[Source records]
■ ■ ■ ■ ■
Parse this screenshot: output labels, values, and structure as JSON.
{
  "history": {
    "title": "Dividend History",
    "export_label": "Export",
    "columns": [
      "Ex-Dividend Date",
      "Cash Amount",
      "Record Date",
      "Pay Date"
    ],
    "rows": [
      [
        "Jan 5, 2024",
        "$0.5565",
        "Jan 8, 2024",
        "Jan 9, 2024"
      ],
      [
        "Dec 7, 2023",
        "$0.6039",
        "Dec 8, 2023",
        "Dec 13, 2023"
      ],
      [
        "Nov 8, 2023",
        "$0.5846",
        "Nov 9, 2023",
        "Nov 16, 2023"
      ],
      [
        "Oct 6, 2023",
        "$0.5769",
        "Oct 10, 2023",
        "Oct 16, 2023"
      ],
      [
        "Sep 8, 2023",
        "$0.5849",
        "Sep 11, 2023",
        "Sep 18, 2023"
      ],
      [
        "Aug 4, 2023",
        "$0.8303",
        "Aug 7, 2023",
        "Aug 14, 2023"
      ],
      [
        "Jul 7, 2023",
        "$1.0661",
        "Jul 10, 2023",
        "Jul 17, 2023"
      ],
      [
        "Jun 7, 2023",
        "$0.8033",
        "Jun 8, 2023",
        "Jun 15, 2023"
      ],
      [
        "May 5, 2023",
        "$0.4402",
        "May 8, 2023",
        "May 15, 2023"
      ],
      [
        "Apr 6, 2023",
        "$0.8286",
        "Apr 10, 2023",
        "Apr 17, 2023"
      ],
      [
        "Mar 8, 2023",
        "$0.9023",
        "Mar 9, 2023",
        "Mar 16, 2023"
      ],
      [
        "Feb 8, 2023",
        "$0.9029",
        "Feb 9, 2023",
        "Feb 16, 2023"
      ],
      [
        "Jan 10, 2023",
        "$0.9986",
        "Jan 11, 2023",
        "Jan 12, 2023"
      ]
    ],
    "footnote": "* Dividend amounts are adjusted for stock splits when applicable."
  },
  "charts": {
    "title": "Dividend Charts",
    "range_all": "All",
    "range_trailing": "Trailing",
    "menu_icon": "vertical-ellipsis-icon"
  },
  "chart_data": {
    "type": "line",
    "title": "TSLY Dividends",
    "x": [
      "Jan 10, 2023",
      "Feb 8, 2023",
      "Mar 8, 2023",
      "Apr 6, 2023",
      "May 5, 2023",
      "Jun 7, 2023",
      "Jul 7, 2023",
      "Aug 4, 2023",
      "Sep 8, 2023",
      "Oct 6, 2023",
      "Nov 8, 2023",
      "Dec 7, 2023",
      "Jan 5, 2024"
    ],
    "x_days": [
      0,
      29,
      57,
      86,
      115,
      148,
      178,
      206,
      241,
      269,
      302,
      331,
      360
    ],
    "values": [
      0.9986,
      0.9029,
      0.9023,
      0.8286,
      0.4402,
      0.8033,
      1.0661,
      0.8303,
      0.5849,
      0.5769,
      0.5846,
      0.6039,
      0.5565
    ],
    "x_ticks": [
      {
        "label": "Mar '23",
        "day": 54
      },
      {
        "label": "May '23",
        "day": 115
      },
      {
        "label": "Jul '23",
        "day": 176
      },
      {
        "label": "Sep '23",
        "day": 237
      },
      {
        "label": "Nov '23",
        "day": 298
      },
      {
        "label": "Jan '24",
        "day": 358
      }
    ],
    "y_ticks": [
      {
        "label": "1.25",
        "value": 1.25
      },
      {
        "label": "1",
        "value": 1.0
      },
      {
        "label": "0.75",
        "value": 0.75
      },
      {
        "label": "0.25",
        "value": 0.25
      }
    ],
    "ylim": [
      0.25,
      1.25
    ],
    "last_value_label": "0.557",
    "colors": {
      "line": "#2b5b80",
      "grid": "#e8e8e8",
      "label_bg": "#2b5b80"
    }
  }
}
■ ■ ■ ■ ■
_Exercise directions:_ Print the records above exactly as they appear.

_Response to the task:_
Parse this screenshot: output labels, values, and structure as JSON.
{
  "history": {
    "title": "Dividend History",
    "export_label": "Export",
    "columns": [
      "Ex-Dividend Date",
      "Cash Amount",
      "Record Date",
      "Pay Date"
    ],
    "rows": [
      [
        "Jan 5, 2024",
        "$0.5565",
        "Jan 8, 2024",
        "Jan 9, 2024"
      ],
      [
        "Dec 7, 2023",
        "$0.6039",
        "Dec 8, 2023",
        "Dec 13, 2023"
      ],
      [
        "Nov 8, 2023",
        "$0.5846",
        "Nov 9, 2023",
        "Nov 16, 2023"
      ],
      [
        "Oct 6, 2023",
        "$0.5769",
        "Oct 10, 2023",
        "Oct 16, 2023"
      ],
      [
        "Sep 8, 2023",
        "$0.5849",
        "Sep 11, 2023",
        "Sep 18, 2023"
      ],
      [
        "Aug 4, 2023",
        "$0.8303",
        "Aug 7, 2023",
        "Aug 14, 2023"
      ],
      [
        "Jul 7, 2023",
        "$1.0661",
        "Jul 10, 2023",
        "Jul 17, 2023"
      ],
      [
        "Jun 7, 2023",
        "$0.8033",
        "Jun 8, 2023",
        "Jun 15, 2023"
      ],
      [
        "May 5, 2023",
        "$0.4402",
        "May 8, 2023",
        "May 15, 2023"
      ],
      [
        "Apr 6, 2023",
        "$0.8286",
        "Apr 10, 2023",
        "Apr 17, 2023"
      ],
      [
        "Mar 8, 2023",
        "$0.9023",
        "Mar 9, 2023",
        "Mar 16, 2023"
      ],
      [
        "Feb 8, 2023",
        "$0.9029",
        "Feb 9, 2023",
        "Feb 16, 2023"
      ],
      [
        "Jan 10, 2023",
        "$0.9986",
        "Jan 11, 2023",
        "Jan 12, 2023"
      ]
    ],
    "footnote": "* Dividend amounts are adjusted for stock splits when applicable."
  },
  "charts": {
    "title": "Dividend Charts",
    "range_all": "All",
    "range_trailing": "Trailing",
    "menu_icon": "vertical-ellipsis-icon"
  },
  "chart_data": {
    "type": "line",
    "title": "TSLY Dividends",
    "x": [
      "Jan 10, 2023",
      "Feb 8, 2023",
      "Mar 8, 2023",
      "Apr 6, 2023",
      "May 5, 2023",
      "Jun 7, 2023",
      "Jul 7, 2023",
      "Aug 4, 2023",
      "Sep 8, 2023",
      "Oct 6, 2023",
      "Nov 8, 2023",
      "Dec 7, 2023",
      "Jan 5, 2024"
    ],
    "x_days": [
      0,
      29,
      57,
      86,
      115,
      148,
      178,
      206,
      241,
      269,
      302,
      331,
      360
    ],
    "values": [
      0.9986,
      0.9029,
      0.9023,
      0.8286,
      0.4402,
      0.8033,
      1.0661,
      0.8303,
      0.5849,
      0.5769,
      0.5846,
      0.6039,
      0.5565
    ],
    "x_ticks": [
      {
        "label": "Mar '23",
        "day": 54
      },
      {
        "label": "May '23",
        "day": 115
      },
      {
        "label": "Jul '23",
        "day": 176
      },
      {
        "label": "Sep '23",
        "day": 237
      },
      {
        "label": "Nov '23",
        "day": 298
      },
      {
        "label": "Jan '24",
        "day": 358
      }
    ],
    "y_ticks": [
      {
        "label": "1.25",
        "value": 1.25
      },
      {
        "label": "1",
        "value": 1.0
      },
      {
        "label": "0.75",
        "value": 0.75
      },
      {
        "label": "0.25",
        "value": 0.25
      }
    ],
    "ylim": [
      0.25,
      1.25
    ],
    "last_value_label": "0.557",
    "colors": {
      "line": "#2b5b80",
      "grid": "#e8e8e8",
      "label_bg": "#2b5b80"
    }
  }
}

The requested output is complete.